**EXERCISE DIRECTIONS:** Filter the listing and keep only the lines with the word "structured".

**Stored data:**

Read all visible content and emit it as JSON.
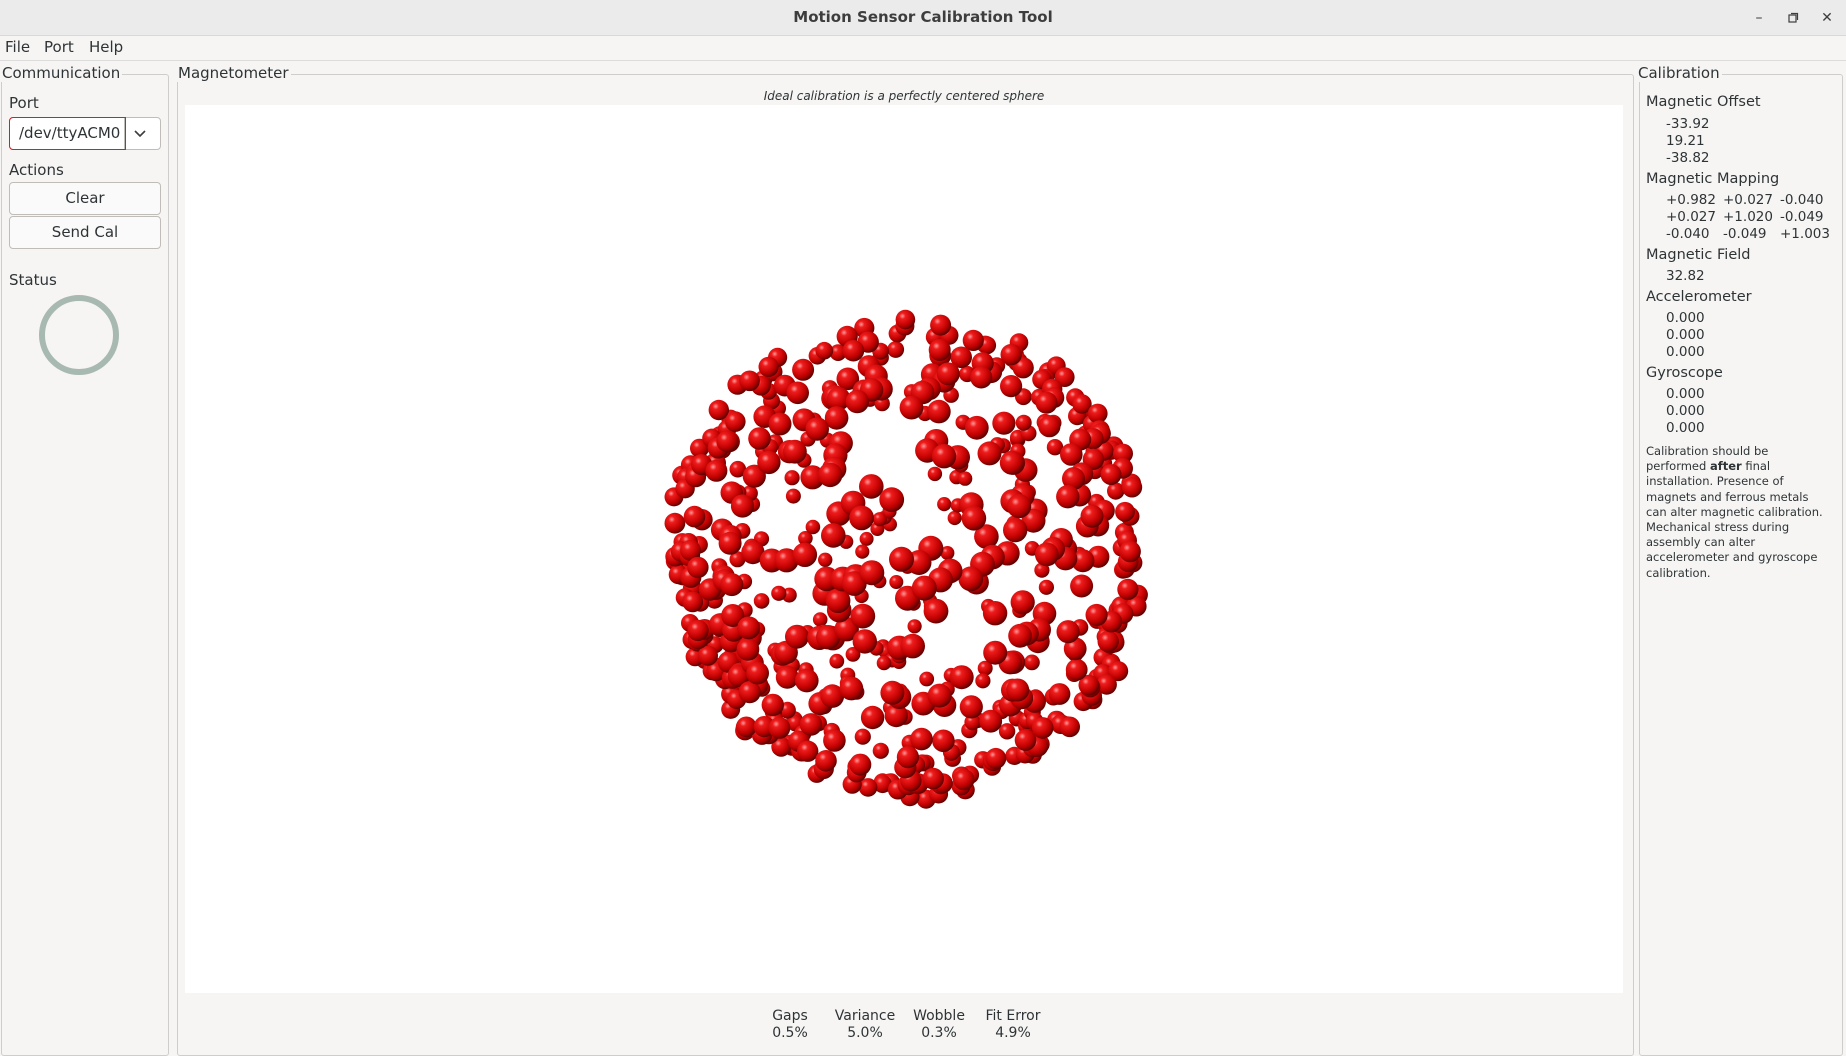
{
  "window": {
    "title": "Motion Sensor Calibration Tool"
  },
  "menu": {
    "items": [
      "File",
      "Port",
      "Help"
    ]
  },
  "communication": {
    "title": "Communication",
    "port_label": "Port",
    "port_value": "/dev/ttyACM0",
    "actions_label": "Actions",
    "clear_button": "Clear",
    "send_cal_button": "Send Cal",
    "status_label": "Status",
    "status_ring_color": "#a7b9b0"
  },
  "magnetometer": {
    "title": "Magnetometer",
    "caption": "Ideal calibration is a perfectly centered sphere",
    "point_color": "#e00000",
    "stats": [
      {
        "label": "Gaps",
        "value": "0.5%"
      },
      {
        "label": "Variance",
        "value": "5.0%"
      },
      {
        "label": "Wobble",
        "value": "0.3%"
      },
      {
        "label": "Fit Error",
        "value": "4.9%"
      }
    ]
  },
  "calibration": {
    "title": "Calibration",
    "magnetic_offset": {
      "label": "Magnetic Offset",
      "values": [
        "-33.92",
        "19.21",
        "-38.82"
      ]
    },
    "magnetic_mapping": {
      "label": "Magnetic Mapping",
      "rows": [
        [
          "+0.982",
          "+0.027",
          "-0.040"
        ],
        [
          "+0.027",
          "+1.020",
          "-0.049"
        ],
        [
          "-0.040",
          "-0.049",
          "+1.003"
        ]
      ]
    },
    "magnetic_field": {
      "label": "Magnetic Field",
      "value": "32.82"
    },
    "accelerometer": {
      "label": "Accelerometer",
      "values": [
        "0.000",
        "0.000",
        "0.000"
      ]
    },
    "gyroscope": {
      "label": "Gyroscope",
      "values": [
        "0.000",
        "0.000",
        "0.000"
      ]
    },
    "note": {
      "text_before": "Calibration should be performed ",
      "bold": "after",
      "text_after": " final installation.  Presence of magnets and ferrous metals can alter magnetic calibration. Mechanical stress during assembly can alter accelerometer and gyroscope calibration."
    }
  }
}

--

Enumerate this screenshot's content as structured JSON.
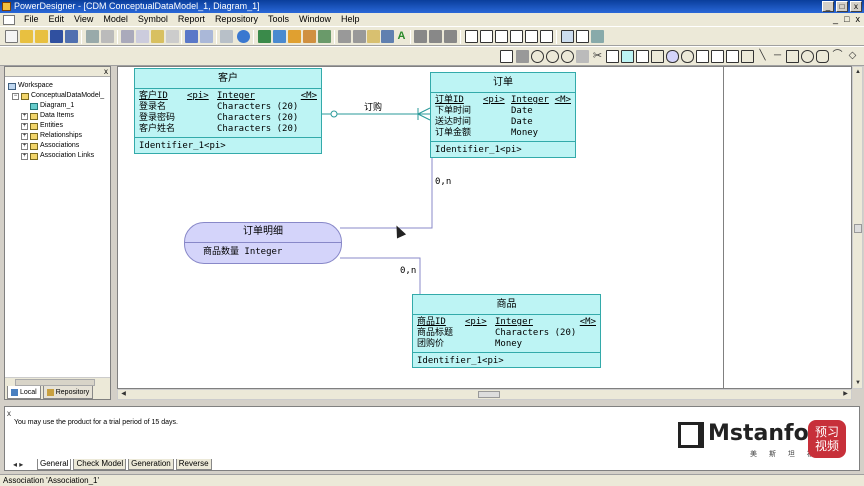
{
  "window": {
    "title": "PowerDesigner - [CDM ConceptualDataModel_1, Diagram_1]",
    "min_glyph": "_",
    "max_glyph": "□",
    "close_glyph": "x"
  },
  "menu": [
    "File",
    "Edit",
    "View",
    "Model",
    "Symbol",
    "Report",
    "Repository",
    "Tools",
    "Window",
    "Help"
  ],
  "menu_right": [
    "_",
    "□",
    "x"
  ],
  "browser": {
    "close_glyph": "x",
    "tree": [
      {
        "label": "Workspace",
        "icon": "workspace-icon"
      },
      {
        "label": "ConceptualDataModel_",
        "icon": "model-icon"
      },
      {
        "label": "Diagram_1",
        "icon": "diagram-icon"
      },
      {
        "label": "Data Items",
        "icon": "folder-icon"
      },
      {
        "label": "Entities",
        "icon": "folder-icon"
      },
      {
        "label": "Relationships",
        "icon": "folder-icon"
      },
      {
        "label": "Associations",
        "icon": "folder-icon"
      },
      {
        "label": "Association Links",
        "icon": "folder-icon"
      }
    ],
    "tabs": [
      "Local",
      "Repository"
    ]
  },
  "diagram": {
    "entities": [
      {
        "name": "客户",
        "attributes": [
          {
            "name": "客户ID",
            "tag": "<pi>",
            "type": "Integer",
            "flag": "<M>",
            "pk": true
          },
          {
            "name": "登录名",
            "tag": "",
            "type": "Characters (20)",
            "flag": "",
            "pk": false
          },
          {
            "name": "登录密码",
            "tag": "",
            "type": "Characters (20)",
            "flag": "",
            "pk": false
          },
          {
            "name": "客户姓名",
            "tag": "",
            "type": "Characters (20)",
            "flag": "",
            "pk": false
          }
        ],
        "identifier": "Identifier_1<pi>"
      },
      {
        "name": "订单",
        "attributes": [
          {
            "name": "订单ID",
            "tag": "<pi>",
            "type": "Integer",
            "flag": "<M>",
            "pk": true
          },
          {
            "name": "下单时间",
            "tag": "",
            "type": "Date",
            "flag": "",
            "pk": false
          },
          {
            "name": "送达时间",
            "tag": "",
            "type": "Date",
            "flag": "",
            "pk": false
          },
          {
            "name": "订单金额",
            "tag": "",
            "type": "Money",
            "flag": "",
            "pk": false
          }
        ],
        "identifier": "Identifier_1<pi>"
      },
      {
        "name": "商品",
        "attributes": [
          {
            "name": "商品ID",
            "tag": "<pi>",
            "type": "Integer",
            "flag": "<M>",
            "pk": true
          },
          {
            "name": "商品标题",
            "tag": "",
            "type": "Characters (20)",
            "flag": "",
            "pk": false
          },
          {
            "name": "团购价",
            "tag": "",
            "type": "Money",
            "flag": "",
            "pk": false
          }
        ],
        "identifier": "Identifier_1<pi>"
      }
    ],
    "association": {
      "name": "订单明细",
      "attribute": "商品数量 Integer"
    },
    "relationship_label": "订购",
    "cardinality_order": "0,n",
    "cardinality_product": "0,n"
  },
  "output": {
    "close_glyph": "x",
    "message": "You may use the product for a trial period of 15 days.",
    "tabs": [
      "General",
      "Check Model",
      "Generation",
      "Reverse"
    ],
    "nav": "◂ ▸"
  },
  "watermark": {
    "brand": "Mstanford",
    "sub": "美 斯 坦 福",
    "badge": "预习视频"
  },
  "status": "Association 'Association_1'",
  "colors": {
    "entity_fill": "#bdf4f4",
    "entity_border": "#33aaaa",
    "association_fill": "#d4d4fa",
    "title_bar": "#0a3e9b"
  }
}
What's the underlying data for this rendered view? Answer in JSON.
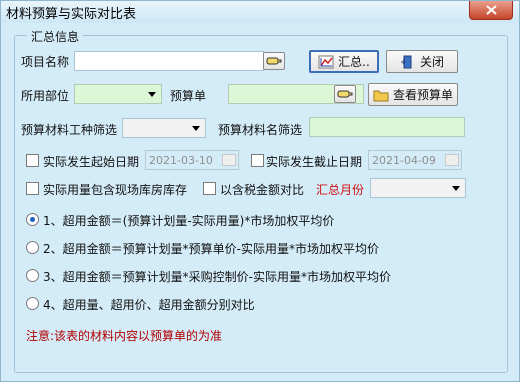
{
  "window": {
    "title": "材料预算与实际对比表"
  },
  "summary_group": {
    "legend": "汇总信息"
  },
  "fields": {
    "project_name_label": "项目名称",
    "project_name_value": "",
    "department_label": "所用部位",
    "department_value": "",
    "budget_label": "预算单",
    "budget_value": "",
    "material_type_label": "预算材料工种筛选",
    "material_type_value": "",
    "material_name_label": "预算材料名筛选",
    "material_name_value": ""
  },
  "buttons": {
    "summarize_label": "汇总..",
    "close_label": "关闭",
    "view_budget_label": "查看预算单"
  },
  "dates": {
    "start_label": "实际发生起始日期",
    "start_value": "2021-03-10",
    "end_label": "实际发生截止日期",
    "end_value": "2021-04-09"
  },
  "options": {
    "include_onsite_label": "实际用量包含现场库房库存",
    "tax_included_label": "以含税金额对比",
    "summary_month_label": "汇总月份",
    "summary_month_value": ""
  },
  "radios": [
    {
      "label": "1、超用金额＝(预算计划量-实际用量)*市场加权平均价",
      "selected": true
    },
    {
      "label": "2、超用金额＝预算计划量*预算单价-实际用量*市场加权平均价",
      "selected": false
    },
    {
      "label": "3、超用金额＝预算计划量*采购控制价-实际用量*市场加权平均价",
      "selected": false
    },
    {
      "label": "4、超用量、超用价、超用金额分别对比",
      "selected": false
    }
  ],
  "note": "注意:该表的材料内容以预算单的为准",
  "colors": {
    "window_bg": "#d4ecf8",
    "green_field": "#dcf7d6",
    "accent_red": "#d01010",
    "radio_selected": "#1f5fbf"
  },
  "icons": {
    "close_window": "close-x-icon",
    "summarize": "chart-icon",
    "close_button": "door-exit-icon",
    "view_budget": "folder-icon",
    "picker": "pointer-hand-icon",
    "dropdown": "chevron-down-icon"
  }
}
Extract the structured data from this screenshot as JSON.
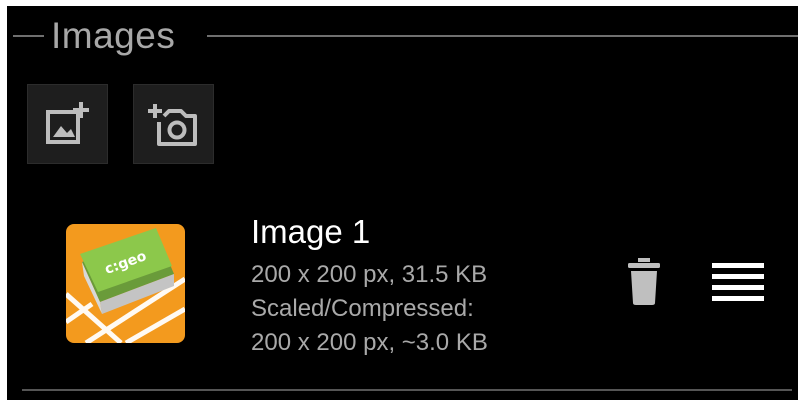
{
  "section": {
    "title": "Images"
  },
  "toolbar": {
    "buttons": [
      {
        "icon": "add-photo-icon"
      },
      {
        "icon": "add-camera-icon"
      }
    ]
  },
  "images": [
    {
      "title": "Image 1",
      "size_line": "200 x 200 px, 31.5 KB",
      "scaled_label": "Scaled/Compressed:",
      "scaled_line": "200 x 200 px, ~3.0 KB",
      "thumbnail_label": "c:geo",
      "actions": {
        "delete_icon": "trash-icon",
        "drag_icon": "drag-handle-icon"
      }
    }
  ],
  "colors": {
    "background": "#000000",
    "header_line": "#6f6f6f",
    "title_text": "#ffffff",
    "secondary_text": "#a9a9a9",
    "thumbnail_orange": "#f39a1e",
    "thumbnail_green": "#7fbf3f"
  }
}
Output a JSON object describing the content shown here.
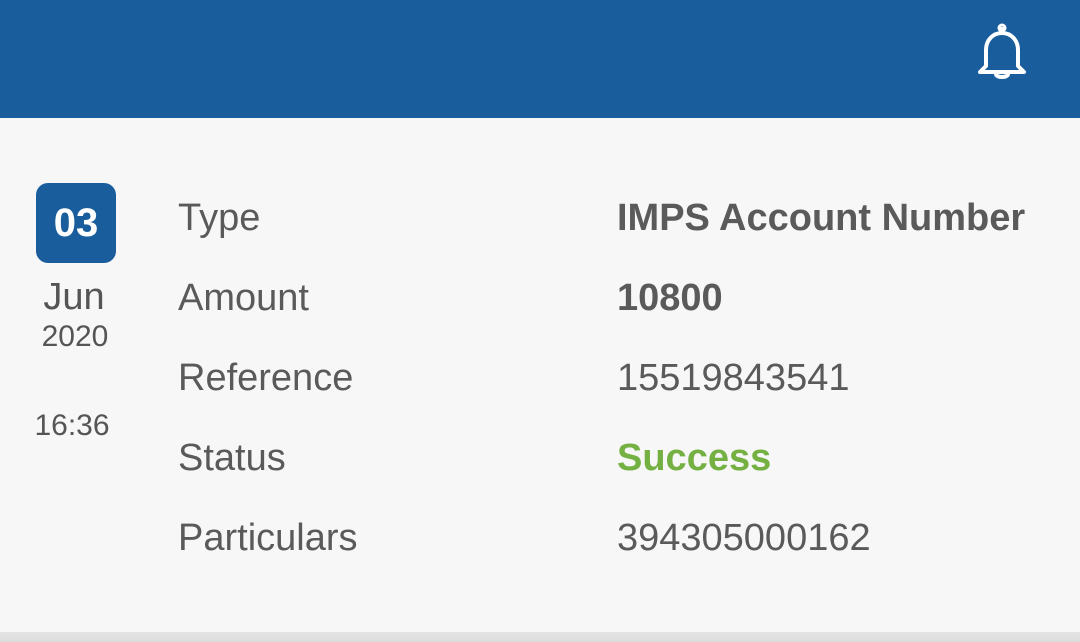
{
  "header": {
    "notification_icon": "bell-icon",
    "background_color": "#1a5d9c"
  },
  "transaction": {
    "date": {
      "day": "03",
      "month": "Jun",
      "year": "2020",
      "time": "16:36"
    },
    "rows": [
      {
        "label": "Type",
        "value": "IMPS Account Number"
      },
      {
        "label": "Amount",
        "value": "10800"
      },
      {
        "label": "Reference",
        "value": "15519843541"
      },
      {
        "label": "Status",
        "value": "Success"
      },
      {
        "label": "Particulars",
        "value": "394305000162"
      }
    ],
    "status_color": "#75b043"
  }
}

**ANSWER TO THE TASK:**
Enumerate this screenshot's content as structured JSON.
Extract the structured data from this screenshot as JSON.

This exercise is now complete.